Find each line of the entries with the string "després", please, and copy it.

Available data Block Start

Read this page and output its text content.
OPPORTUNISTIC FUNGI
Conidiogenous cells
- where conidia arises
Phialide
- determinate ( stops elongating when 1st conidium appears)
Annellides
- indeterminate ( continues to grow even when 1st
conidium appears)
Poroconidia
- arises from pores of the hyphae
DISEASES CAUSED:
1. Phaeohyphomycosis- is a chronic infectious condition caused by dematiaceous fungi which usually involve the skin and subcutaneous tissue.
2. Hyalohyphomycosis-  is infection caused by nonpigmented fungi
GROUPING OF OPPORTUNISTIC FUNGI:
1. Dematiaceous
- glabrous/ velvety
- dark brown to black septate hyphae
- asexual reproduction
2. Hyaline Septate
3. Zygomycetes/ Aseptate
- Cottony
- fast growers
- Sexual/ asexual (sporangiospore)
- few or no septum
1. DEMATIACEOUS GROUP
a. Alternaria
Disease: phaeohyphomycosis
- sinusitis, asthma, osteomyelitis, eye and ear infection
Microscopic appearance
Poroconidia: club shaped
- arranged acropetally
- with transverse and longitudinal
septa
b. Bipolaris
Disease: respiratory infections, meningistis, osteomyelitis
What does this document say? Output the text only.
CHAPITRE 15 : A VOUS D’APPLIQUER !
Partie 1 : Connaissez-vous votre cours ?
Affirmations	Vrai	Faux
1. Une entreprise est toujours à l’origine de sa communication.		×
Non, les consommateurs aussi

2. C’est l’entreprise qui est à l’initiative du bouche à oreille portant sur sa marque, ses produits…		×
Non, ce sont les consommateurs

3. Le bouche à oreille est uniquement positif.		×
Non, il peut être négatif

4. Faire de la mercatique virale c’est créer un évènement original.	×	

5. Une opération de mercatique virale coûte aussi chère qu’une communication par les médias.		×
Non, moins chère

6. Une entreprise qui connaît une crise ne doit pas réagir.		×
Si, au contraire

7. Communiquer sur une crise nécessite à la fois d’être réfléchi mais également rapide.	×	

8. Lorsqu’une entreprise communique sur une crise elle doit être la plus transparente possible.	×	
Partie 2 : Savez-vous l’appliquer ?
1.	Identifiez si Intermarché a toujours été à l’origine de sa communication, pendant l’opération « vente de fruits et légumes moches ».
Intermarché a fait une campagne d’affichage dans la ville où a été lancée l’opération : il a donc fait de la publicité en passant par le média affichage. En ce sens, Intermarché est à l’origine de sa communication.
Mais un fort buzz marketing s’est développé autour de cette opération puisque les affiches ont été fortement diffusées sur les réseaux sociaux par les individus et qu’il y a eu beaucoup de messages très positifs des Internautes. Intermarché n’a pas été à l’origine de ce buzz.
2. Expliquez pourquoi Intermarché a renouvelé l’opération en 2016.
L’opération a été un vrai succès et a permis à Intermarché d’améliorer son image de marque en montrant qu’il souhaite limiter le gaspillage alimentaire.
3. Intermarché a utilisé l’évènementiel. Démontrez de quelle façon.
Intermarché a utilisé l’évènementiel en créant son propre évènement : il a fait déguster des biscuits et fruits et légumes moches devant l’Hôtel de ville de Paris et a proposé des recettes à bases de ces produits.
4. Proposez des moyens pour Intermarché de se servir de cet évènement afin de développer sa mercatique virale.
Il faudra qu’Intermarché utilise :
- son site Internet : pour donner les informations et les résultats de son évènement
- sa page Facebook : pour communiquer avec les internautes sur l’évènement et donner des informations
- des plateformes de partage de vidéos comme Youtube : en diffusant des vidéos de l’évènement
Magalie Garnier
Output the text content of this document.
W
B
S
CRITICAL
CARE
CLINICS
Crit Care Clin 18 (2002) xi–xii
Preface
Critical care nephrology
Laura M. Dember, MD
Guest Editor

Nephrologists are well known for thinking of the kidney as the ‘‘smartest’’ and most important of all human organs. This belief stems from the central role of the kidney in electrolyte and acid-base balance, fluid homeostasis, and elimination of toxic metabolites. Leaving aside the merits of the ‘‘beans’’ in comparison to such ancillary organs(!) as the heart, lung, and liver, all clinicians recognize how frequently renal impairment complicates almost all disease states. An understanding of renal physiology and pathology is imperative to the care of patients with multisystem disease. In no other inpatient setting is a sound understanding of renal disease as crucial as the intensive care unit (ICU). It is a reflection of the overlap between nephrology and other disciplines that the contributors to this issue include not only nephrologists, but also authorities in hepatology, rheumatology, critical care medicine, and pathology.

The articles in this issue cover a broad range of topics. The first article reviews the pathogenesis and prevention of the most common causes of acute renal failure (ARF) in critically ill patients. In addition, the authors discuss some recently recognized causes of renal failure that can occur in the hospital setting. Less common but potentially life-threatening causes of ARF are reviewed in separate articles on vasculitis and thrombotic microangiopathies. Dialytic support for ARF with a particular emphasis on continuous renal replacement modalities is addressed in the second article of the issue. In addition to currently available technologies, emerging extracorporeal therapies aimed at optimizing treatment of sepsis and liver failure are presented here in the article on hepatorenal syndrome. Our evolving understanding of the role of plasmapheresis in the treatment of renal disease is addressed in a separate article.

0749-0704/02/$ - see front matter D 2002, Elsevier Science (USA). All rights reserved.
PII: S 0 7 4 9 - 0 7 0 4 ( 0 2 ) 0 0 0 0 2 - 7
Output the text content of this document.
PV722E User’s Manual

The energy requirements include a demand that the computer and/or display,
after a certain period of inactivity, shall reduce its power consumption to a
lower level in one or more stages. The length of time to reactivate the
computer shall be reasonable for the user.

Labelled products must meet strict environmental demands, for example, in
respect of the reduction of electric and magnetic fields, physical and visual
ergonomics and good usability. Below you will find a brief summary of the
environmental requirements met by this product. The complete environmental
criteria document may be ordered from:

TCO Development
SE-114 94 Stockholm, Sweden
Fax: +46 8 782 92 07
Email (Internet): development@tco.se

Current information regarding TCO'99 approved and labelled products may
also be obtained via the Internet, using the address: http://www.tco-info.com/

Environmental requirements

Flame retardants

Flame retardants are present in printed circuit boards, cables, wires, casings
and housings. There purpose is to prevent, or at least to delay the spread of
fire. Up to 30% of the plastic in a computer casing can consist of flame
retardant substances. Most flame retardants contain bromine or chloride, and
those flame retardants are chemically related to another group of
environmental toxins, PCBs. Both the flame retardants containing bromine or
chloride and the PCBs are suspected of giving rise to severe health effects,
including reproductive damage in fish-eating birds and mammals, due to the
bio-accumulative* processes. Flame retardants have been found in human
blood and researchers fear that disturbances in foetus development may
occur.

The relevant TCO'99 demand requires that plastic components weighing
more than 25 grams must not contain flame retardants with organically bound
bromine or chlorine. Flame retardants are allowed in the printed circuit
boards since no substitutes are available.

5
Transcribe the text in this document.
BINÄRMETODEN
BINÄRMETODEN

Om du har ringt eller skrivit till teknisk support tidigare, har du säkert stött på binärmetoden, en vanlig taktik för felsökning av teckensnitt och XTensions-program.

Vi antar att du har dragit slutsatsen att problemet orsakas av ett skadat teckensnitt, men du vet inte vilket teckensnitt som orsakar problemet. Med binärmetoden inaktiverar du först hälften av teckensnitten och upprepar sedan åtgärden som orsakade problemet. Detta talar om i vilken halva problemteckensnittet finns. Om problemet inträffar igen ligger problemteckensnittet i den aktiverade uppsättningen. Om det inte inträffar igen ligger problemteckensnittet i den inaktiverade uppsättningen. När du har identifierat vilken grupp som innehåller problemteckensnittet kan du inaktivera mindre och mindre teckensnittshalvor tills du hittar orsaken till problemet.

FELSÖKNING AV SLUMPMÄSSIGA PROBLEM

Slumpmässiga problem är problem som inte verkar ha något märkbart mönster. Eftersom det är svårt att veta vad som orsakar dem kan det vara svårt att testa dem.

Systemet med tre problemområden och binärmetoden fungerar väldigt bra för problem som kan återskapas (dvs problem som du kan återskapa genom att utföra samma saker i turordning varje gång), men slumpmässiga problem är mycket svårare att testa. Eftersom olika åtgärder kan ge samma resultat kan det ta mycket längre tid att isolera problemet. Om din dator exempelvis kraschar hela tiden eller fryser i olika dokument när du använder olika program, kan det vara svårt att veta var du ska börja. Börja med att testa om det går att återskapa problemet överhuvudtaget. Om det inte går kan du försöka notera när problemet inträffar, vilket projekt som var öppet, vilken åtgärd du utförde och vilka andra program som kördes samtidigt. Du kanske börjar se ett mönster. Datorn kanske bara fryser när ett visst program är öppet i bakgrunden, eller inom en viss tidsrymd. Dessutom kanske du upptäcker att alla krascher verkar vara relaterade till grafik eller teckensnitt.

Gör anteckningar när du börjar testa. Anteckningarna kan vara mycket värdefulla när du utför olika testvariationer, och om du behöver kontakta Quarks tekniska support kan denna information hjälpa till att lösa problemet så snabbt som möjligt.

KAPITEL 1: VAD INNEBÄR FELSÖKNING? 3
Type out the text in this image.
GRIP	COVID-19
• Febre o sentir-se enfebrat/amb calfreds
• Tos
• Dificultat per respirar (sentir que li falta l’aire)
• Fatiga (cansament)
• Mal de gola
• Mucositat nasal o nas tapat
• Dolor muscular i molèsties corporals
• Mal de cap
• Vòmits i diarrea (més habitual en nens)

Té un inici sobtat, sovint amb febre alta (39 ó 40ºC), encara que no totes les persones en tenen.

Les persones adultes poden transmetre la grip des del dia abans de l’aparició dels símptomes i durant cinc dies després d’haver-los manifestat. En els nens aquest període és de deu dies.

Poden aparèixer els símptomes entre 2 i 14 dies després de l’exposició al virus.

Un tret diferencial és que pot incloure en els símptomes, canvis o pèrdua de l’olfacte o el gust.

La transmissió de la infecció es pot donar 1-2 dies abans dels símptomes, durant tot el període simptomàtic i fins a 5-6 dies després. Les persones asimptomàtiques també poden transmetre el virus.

Available data Block End

Your solution →
Les persones adultes poden transmetre la grip des del dia abans de l’aparició dels símptomes i durant cinc dies després d’haver-los manifestat. En els nens aquest període és de deu dies.
Poden aparèixer els símptomes entre 2 i 14 dies després de l’exposició al virus.
La transmissió de la infecció es pot donar 1-2 dies abans dels símptomes, durant tot el període simptomàtic i fins a 5-6 dies després. Les persones asimptomàtiques també poden transmetre el virus.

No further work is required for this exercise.